Wherever the word "General" appears in the entries, copy the whole line.
************
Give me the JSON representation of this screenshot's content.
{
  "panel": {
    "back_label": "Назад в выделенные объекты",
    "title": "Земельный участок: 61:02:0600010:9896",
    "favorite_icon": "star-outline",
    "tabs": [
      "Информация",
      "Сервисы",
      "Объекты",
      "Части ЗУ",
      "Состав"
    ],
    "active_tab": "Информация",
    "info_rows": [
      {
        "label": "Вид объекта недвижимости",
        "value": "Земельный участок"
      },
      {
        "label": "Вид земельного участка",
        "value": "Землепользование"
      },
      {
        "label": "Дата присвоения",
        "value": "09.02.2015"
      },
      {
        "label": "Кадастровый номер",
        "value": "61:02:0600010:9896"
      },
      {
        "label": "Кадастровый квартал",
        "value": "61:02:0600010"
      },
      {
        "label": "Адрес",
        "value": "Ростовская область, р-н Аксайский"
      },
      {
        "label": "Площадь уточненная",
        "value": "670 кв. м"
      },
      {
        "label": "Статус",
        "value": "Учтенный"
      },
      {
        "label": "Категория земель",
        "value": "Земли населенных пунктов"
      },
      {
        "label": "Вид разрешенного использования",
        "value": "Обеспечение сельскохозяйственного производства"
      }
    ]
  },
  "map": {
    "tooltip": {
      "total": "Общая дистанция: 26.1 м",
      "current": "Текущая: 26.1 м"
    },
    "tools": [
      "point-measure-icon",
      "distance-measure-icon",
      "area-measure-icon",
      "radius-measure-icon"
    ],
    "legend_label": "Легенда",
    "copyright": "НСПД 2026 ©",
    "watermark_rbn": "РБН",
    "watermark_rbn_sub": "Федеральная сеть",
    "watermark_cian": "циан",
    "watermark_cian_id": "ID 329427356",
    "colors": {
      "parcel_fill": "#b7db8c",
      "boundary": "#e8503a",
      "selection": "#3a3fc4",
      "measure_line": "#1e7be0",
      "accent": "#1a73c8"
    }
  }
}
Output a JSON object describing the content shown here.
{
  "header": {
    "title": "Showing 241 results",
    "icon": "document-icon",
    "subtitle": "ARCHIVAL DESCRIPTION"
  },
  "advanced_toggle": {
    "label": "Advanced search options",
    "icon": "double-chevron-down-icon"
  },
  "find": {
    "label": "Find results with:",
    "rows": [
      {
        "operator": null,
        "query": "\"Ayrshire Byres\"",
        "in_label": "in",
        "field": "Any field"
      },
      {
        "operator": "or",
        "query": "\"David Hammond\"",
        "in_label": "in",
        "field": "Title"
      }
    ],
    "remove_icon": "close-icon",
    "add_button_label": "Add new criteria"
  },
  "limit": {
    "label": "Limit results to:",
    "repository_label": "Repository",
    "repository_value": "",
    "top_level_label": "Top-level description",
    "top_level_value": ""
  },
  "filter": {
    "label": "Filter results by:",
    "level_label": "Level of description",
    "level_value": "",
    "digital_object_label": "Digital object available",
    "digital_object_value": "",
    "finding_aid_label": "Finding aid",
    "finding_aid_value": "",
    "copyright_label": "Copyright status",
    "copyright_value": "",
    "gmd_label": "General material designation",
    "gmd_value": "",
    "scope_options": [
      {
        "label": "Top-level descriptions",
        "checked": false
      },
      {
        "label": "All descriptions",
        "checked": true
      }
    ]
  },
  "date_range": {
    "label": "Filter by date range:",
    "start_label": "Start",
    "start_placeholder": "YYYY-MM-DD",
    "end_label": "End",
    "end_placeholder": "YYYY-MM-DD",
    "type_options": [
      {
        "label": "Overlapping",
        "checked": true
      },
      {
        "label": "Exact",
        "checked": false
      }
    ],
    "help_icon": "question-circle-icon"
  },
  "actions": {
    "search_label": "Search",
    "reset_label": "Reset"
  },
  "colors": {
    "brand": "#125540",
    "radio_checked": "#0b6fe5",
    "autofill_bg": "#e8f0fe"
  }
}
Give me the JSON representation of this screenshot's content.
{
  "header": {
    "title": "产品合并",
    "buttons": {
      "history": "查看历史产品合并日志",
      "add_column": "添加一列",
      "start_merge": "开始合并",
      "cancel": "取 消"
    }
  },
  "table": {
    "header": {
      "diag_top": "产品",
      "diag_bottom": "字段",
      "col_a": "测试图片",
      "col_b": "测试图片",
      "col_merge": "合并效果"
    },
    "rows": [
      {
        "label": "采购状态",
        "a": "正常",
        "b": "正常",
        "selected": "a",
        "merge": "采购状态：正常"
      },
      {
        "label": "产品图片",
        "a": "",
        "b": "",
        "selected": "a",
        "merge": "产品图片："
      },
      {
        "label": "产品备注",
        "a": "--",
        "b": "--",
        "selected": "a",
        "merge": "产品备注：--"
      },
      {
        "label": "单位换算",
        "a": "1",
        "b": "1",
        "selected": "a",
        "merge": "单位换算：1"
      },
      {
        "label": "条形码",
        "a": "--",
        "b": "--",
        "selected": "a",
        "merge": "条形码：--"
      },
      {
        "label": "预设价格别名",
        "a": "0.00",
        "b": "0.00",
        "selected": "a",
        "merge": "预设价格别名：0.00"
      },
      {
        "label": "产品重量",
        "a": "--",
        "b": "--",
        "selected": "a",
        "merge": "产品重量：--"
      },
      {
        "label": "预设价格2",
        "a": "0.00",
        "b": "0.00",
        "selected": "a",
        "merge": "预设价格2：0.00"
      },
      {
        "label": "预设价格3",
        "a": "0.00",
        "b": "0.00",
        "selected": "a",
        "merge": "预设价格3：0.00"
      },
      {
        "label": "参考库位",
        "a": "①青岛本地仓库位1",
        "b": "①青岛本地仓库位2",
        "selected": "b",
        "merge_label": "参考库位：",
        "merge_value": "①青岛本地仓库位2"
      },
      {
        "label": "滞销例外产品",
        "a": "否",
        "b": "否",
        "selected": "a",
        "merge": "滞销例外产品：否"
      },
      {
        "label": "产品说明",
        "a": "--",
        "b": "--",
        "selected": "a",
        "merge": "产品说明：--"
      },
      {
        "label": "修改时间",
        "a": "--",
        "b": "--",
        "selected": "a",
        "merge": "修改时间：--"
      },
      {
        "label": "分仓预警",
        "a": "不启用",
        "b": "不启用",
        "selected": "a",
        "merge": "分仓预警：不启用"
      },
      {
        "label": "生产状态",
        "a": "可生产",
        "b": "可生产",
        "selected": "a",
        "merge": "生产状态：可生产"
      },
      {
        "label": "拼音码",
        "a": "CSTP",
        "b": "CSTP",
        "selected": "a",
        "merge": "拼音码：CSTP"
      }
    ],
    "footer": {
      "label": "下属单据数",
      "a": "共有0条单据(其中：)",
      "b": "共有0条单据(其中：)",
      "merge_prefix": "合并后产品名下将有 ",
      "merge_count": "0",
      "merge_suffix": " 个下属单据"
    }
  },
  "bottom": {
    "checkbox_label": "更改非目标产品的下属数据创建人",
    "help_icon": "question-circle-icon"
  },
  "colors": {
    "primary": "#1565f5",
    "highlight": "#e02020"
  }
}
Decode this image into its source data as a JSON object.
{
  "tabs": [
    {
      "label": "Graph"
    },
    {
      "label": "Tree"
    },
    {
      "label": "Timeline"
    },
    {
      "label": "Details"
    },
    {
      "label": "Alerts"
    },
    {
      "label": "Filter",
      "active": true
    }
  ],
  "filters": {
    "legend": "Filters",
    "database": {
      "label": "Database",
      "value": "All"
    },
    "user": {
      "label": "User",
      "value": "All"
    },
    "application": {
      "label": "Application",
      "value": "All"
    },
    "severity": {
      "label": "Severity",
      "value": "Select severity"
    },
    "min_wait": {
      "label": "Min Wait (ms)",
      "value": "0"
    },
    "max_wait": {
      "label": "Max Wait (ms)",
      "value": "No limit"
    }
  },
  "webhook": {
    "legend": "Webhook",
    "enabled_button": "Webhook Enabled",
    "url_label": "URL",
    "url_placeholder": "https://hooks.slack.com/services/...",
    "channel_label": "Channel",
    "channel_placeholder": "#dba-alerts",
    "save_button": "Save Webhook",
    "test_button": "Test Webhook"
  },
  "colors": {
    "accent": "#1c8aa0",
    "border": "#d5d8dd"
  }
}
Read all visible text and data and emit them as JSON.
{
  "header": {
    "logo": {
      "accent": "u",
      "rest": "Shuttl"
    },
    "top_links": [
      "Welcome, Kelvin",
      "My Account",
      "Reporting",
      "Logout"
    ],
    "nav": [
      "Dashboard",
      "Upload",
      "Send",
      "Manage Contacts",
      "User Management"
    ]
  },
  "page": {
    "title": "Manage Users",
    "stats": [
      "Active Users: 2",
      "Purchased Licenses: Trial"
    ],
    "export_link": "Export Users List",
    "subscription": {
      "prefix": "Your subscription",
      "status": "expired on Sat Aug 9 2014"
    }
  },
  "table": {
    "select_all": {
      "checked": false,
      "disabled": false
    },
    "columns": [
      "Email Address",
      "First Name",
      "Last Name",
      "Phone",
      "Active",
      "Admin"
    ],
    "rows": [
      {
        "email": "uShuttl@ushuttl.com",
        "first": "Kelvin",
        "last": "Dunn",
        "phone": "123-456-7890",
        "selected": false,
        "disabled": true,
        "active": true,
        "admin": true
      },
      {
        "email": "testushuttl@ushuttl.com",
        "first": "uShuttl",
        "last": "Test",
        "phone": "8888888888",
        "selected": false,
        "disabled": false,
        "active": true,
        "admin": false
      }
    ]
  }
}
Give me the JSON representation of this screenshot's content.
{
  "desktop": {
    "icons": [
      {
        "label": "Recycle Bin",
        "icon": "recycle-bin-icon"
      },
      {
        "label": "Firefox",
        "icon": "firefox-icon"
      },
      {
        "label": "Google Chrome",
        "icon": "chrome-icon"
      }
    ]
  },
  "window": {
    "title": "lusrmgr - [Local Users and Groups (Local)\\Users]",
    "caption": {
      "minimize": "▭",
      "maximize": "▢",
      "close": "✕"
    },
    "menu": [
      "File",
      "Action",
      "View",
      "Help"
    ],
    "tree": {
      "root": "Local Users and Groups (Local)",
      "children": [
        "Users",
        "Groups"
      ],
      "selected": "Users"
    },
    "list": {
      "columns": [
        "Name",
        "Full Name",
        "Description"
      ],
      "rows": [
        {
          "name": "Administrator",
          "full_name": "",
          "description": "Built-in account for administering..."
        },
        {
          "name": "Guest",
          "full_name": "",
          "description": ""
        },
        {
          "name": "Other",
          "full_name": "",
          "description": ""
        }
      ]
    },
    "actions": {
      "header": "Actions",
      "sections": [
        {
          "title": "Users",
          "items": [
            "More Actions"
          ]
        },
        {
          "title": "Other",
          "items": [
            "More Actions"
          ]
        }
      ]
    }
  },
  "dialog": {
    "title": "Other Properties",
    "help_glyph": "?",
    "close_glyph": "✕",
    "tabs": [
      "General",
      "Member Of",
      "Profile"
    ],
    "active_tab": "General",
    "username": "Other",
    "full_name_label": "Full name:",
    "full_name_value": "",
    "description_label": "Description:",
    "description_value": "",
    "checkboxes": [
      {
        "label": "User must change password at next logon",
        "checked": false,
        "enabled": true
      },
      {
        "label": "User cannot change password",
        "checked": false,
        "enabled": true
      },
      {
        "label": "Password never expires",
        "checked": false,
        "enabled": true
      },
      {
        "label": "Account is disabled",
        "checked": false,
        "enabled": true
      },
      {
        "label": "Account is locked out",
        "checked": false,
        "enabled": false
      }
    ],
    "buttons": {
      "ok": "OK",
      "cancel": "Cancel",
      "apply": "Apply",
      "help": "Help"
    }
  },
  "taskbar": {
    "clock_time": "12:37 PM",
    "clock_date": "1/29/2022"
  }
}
************
The solution:
    "gmd_label": "General material designation",
      "General",
    "active_tab": "General",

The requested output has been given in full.